• **Data in this exercise**:
begin

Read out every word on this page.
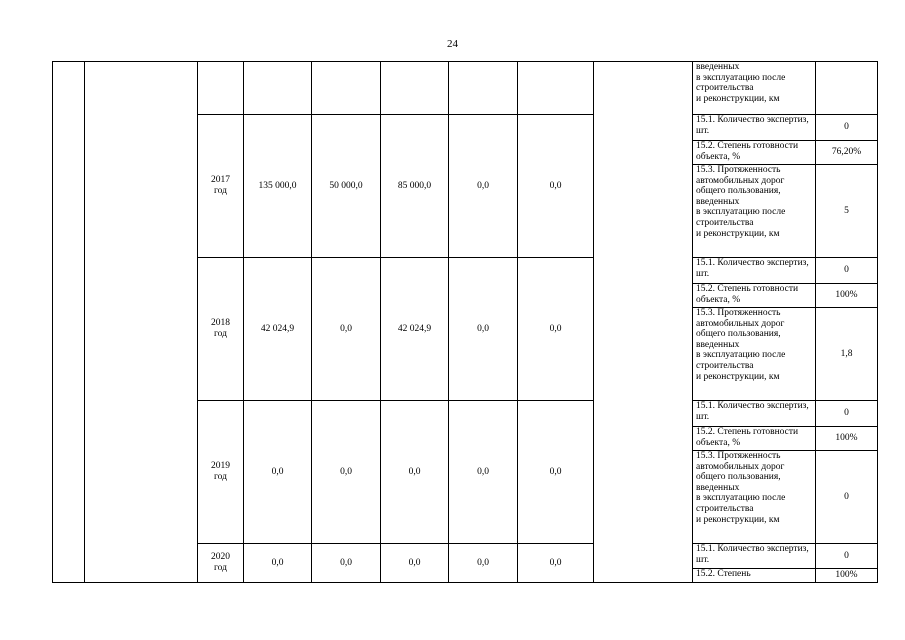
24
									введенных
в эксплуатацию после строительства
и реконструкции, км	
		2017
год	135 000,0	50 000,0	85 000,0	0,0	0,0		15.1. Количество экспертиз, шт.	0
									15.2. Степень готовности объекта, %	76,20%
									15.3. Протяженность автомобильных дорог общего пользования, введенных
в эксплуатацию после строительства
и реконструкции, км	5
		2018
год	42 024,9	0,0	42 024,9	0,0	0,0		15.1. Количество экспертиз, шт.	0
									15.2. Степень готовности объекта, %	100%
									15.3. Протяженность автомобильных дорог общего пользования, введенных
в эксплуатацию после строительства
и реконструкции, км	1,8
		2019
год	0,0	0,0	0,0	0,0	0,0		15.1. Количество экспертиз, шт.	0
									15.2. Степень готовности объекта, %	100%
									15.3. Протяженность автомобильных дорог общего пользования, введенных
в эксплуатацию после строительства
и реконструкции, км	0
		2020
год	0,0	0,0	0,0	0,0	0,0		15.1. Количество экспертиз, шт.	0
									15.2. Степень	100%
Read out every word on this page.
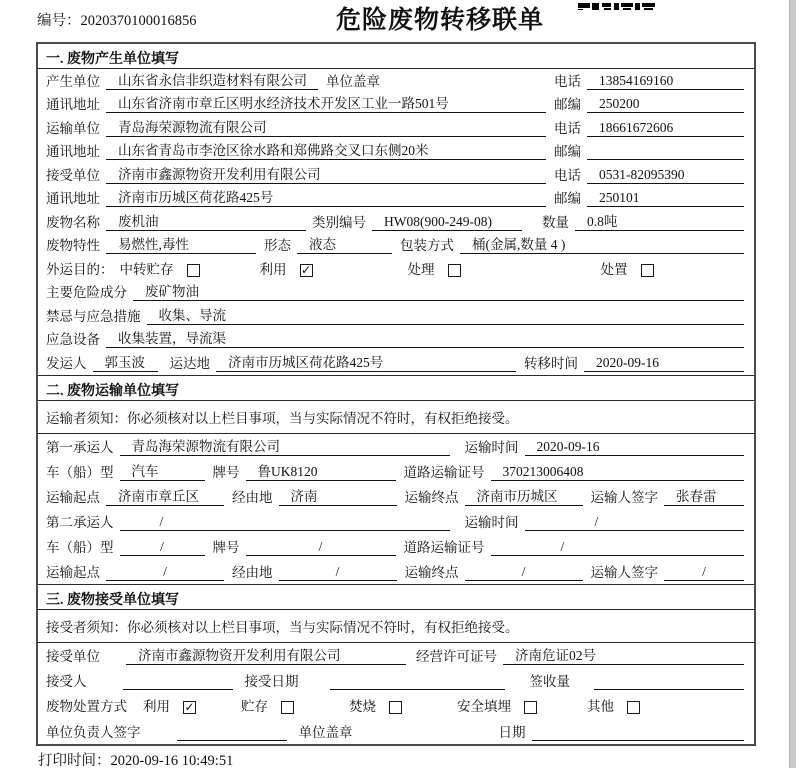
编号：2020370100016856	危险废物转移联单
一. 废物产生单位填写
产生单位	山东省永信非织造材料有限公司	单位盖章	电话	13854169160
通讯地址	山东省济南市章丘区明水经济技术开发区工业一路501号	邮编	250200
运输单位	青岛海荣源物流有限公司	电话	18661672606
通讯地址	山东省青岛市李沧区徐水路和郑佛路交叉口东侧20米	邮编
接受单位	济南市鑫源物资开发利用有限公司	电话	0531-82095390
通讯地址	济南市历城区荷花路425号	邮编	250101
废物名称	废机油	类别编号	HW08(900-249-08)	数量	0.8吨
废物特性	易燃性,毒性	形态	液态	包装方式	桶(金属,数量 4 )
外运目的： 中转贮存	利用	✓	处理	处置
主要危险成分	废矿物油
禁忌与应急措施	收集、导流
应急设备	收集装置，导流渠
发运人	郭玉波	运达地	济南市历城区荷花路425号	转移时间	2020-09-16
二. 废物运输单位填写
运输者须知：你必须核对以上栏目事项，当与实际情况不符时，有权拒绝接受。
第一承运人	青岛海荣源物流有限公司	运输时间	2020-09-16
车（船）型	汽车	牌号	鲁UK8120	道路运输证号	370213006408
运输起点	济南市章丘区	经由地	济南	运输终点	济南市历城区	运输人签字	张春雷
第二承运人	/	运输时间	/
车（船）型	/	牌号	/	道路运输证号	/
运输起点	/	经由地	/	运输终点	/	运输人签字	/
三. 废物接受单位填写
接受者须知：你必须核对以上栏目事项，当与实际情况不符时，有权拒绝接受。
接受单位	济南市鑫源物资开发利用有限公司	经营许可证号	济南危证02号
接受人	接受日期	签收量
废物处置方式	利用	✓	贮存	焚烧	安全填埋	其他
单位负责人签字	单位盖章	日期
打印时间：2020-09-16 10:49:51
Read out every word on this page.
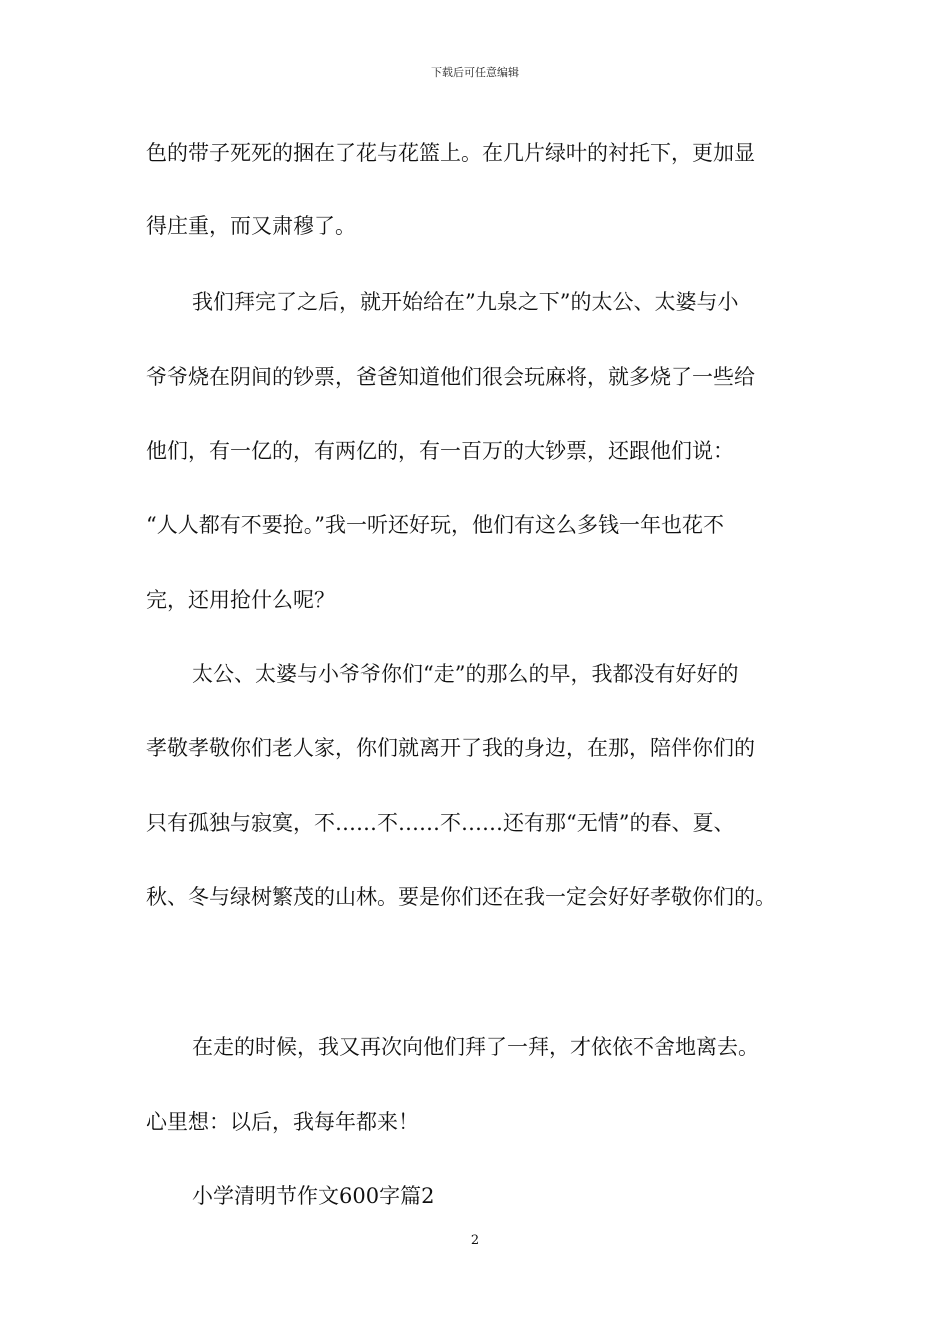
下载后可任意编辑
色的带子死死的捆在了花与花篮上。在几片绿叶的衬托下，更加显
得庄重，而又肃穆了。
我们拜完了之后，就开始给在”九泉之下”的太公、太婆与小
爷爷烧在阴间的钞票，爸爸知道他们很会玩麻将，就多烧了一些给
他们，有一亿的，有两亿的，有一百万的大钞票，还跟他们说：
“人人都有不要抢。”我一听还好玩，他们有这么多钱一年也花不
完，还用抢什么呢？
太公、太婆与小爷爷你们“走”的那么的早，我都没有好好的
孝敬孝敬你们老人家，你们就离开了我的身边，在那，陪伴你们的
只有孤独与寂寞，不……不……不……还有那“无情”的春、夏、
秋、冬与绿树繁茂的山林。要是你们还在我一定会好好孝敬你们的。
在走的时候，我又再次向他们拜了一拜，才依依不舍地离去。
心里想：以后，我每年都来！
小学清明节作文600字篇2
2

end

Search the records for the word "экспертиз". Copy every line that has it.

• **Solution to this exercise**:
год	135 000,0	50 000,0	85 000,0	0,0	0,0		15.1. Количество экспертиз, шт.	0
год	42 024,9	0,0	42 024,9	0,0	0,0		15.1. Количество экспертиз, шт.	0
год	0,0	0,0	0,0	0,0	0,0		15.1. Количество экспертиз, шт.	0
год	0,0	0,0	0,0	0,0	0,0		15.1. Количество экспертиз, шт.	0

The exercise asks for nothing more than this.